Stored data
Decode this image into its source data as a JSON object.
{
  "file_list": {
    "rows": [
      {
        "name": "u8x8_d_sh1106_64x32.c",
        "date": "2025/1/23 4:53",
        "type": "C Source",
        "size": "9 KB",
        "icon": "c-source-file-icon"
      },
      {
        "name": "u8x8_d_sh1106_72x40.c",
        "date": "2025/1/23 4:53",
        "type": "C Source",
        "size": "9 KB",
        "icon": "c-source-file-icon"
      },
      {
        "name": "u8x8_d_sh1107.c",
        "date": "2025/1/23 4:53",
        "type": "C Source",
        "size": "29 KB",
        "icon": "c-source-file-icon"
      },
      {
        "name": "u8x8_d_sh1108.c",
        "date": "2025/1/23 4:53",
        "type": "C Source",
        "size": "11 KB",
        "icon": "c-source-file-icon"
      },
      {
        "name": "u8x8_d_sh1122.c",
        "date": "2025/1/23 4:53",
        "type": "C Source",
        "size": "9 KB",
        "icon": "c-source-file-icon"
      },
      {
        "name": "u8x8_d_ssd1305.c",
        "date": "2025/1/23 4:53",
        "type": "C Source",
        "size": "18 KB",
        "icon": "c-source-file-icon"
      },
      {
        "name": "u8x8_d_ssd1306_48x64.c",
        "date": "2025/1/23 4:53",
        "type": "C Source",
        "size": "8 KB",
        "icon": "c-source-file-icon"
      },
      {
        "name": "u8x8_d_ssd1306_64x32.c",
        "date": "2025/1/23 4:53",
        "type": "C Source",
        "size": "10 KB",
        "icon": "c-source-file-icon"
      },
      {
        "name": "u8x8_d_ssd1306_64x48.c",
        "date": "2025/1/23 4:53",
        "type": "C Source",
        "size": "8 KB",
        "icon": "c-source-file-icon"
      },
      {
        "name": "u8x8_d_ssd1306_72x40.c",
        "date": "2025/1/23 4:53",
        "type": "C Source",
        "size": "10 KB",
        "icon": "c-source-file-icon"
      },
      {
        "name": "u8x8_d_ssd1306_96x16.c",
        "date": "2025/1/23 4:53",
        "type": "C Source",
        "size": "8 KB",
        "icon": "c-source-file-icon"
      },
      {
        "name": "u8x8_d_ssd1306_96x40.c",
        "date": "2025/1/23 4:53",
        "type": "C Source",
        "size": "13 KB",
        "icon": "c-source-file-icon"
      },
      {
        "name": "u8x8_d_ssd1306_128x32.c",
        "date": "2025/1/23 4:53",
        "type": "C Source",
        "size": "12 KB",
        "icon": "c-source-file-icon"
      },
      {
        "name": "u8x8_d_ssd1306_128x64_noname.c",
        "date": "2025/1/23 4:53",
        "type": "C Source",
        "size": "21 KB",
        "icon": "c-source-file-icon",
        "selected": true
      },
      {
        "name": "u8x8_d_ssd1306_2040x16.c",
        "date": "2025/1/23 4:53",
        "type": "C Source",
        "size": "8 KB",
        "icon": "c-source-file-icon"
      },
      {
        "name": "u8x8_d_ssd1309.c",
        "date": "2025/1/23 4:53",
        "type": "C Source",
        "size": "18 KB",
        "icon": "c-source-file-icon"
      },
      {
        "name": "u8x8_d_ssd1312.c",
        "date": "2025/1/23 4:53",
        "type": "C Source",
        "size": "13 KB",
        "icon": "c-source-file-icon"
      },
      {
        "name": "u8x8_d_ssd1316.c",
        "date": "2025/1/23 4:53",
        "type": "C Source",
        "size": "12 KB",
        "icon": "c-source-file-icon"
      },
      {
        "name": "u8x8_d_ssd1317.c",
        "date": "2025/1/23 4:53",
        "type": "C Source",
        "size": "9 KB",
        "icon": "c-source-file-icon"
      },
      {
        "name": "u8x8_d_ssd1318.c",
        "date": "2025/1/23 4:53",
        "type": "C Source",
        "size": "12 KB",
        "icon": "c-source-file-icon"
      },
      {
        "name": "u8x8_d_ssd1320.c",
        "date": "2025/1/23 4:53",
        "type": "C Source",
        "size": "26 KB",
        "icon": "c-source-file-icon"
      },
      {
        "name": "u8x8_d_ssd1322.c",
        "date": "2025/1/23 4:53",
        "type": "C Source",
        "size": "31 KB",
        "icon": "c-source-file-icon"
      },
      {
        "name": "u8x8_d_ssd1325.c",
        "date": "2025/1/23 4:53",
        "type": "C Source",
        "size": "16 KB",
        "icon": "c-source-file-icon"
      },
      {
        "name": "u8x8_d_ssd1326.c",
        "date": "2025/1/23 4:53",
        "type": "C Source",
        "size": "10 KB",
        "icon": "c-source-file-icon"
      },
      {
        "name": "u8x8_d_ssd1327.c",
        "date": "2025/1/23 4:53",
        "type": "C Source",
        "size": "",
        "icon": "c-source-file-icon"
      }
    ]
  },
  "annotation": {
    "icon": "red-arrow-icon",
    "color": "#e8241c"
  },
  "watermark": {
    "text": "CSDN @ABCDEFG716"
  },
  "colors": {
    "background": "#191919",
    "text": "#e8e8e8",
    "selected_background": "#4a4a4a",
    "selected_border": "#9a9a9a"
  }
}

◆ **Given instruction**:
Above are some records; repeat all of them exactly.

◆ **Expected answer**:
Decode this image into its source data as a JSON object.
{
  "file_list": {
    "rows": [
      {
        "name": "u8x8_d_sh1106_64x32.c",
        "date": "2025/1/23 4:53",
        "type": "C Source",
        "size": "9 KB",
        "icon": "c-source-file-icon"
      },
      {
        "name": "u8x8_d_sh1106_72x40.c",
        "date": "2025/1/23 4:53",
        "type": "C Source",
        "size": "9 KB",
        "icon": "c-source-file-icon"
      },
      {
        "name": "u8x8_d_sh1107.c",
        "date": "2025/1/23 4:53",
        "type": "C Source",
        "size": "29 KB",
        "icon": "c-source-file-icon"
      },
      {
        "name": "u8x8_d_sh1108.c",
        "date": "2025/1/23 4:53",
        "type": "C Source",
        "size": "11 KB",
        "icon": "c-source-file-icon"
      },
      {
        "name": "u8x8_d_sh1122.c",
        "date": "2025/1/23 4:53",
        "type": "C Source",
        "size": "9 KB",
        "icon": "c-source-file-icon"
      },
      {
        "name": "u8x8_d_ssd1305.c",
        "date": "2025/1/23 4:53",
        "type": "C Source",
        "size": "18 KB",
        "icon": "c-source-file-icon"
      },
      {
        "name": "u8x8_d_ssd1306_48x64.c",
        "date": "2025/1/23 4:53",
        "type": "C Source",
        "size": "8 KB",
        "icon": "c-source-file-icon"
      },
      {
        "name": "u8x8_d_ssd1306_64x32.c",
        "date": "2025/1/23 4:53",
        "type": "C Source",
        "size": "10 KB",
        "icon": "c-source-file-icon"
      },
      {
        "name": "u8x8_d_ssd1306_64x48.c",
        "date": "2025/1/23 4:53",
        "type": "C Source",
        "size": "8 KB",
        "icon": "c-source-file-icon"
      },
      {
        "name": "u8x8_d_ssd1306_72x40.c",
        "date": "2025/1/23 4:53",
        "type": "C Source",
        "size": "10 KB",
        "icon": "c-source-file-icon"
      },
      {
        "name": "u8x8_d_ssd1306_96x16.c",
        "date": "2025/1/23 4:53",
        "type": "C Source",
        "size": "8 KB",
        "icon": "c-source-file-icon"
      },
      {
        "name": "u8x8_d_ssd1306_96x40.c",
        "date": "2025/1/23 4:53",
        "type": "C Source",
        "size": "13 KB",
        "icon": "c-source-file-icon"
      },
      {
        "name": "u8x8_d_ssd1306_128x32.c",
        "date": "2025/1/23 4:53",
        "type": "C Source",
        "size": "12 KB",
        "icon": "c-source-file-icon"
      },
      {
        "name": "u8x8_d_ssd1306_128x64_noname.c",
        "date": "2025/1/23 4:53",
        "type": "C Source",
        "size": "21 KB",
        "icon": "c-source-file-icon",
        "selected": true
      },
      {
        "name": "u8x8_d_ssd1306_2040x16.c",
        "date": "2025/1/23 4:53",
        "type": "C Source",
        "size": "8 KB",
        "icon": "c-source-file-icon"
      },
      {
        "name": "u8x8_d_ssd1309.c",
        "date": "2025/1/23 4:53",
        "type": "C Source",
        "size": "18 KB",
        "icon": "c-source-file-icon"
      },
      {
        "name": "u8x8_d_ssd1312.c",
        "date": "2025/1/23 4:53",
        "type": "C Source",
        "size": "13 KB",
        "icon": "c-source-file-icon"
      },
      {
        "name": "u8x8_d_ssd1316.c",
        "date": "2025/1/23 4:53",
        "type": "C Source",
        "size": "12 KB",
        "icon": "c-source-file-icon"
      },
      {
        "name": "u8x8_d_ssd1317.c",
        "date": "2025/1/23 4:53",
        "type": "C Source",
        "size": "9 KB",
        "icon": "c-source-file-icon"
      },
      {
        "name": "u8x8_d_ssd1318.c",
        "date": "2025/1/23 4:53",
        "type": "C Source",
        "size": "12 KB",
        "icon": "c-source-file-icon"
      },
      {
        "name": "u8x8_d_ssd1320.c",
        "date": "2025/1/23 4:53",
        "type": "C Source",
        "size": "26 KB",
        "icon": "c-source-file-icon"
      },
      {
        "name": "u8x8_d_ssd1322.c",
        "date": "2025/1/23 4:53",
        "type": "C Source",
        "size": "31 KB",
        "icon": "c-source-file-icon"
      },
      {
        "name": "u8x8_d_ssd1325.c",
        "date": "2025/1/23 4:53",
        "type": "C Source",
        "size": "16 KB",
        "icon": "c-source-file-icon"
      },
      {
        "name": "u8x8_d_ssd1326.c",
        "date": "2025/1/23 4:53",
        "type": "C Source",
        "size": "10 KB",
        "icon": "c-source-file-icon"
      },
      {
        "name": "u8x8_d_ssd1327.c",
        "date": "2025/1/23 4:53",
        "type": "C Source",
        "size": "",
        "icon": "c-source-file-icon"
      }
    ]
  },
  "annotation": {
    "icon": "red-arrow-icon",
    "color": "#e8241c"
  },
  "watermark": {
    "text": "CSDN @ABCDEFG716"
  },
  "colors": {
    "background": "#191919",
    "text": "#e8e8e8",
    "selected_background": "#4a4a4a",
    "selected_border": "#9a9a9a"
  }
}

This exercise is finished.